[Dataset records]

########

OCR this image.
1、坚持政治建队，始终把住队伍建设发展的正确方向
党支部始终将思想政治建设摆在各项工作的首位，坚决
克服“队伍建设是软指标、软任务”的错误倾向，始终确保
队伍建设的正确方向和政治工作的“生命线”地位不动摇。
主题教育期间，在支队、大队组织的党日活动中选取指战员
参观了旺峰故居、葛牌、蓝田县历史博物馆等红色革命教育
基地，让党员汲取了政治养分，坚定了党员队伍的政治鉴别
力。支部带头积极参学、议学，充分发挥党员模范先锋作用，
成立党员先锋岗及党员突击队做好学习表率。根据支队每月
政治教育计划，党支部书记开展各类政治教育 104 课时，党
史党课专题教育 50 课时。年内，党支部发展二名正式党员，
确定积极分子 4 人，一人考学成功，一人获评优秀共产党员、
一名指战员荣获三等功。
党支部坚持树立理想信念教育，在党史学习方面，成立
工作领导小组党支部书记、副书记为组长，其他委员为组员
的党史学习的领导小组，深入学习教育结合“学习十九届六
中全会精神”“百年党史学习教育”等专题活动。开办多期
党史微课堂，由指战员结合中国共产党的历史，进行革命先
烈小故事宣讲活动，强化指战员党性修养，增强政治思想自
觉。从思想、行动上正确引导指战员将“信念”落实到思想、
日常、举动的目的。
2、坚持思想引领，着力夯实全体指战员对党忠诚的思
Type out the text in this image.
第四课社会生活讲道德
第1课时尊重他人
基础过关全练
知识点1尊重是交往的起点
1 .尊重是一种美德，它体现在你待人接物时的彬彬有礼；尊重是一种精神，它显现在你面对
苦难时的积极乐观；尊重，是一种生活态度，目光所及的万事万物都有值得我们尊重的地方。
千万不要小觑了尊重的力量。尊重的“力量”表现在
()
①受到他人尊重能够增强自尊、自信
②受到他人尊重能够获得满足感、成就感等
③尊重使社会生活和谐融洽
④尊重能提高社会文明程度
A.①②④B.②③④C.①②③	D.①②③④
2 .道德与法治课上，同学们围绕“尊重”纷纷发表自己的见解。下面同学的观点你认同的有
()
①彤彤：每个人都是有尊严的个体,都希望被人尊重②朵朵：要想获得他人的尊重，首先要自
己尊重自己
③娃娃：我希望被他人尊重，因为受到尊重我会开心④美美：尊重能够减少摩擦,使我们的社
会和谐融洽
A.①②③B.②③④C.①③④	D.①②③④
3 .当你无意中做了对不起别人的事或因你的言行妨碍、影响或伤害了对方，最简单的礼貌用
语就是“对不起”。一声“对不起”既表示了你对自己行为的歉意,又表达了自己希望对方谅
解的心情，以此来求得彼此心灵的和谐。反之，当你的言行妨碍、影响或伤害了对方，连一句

########

### [Problem requirements]
Return all of the data exactly as it reads.

### [Solved problem]
OCR this image.
1、坚持政治建队，始终把住队伍建设发展的正确方向
党支部始终将思想政治建设摆在各项工作的首位，坚决
克服“队伍建设是软指标、软任务”的错误倾向，始终确保
队伍建设的正确方向和政治工作的“生命线”地位不动摇。
主题教育期间，在支队、大队组织的党日活动中选取指战员
参观了旺峰故居、葛牌、蓝田县历史博物馆等红色革命教育
基地，让党员汲取了政治养分，坚定了党员队伍的政治鉴别
力。支部带头积极参学、议学，充分发挥党员模范先锋作用，
成立党员先锋岗及党员突击队做好学习表率。根据支队每月
政治教育计划，党支部书记开展各类政治教育 104 课时，党
史党课专题教育 50 课时。年内，党支部发展二名正式党员，
确定积极分子 4 人，一人考学成功，一人获评优秀共产党员、
一名指战员荣获三等功。
党支部坚持树立理想信念教育，在党史学习方面，成立
工作领导小组党支部书记、副书记为组长，其他委员为组员
的党史学习的领导小组，深入学习教育结合“学习十九届六
中全会精神”“百年党史学习教育”等专题活动。开办多期
党史微课堂，由指战员结合中国共产党的历史，进行革命先
烈小故事宣讲活动，强化指战员党性修养，增强政治思想自
觉。从思想、行动上正确引导指战员将“信念”落实到思想、
日常、举动的目的。
2、坚持思想引领，着力夯实全体指战员对党忠诚的思
Type out the text in this image.
第四课社会生活讲道德
第1课时尊重他人
基础过关全练
知识点1尊重是交往的起点
1 .尊重是一种美德，它体现在你待人接物时的彬彬有礼；尊重是一种精神，它显现在你面对
苦难时的积极乐观；尊重，是一种生活态度，目光所及的万事万物都有值得我们尊重的地方。
千万不要小觑了尊重的力量。尊重的“力量”表现在
()
①受到他人尊重能够增强自尊、自信
②受到他人尊重能够获得满足感、成就感等
③尊重使社会生活和谐融洽
④尊重能提高社会文明程度
A.①②④B.②③④C.①②③	D.①②③④
2 .道德与法治课上，同学们围绕“尊重”纷纷发表自己的见解。下面同学的观点你认同的有
()
①彤彤：每个人都是有尊严的个体,都希望被人尊重②朵朵：要想获得他人的尊重，首先要自
己尊重自己
③娃娃：我希望被他人尊重，因为受到尊重我会开心④美美：尊重能够减少摩擦,使我们的社
会和谐融洽
A.①②③B.②③④C.①③④	D.①②③④
3 .当你无意中做了对不起别人的事或因你的言行妨碍、影响或伤害了对方，最简单的礼貌用
语就是“对不起”。一声“对不起”既表示了你对自己行为的歉意,又表达了自己希望对方谅
解的心情，以此来求得彼此心灵的和谐。反之，当你的言行妨碍、影响或伤害了对方，连一句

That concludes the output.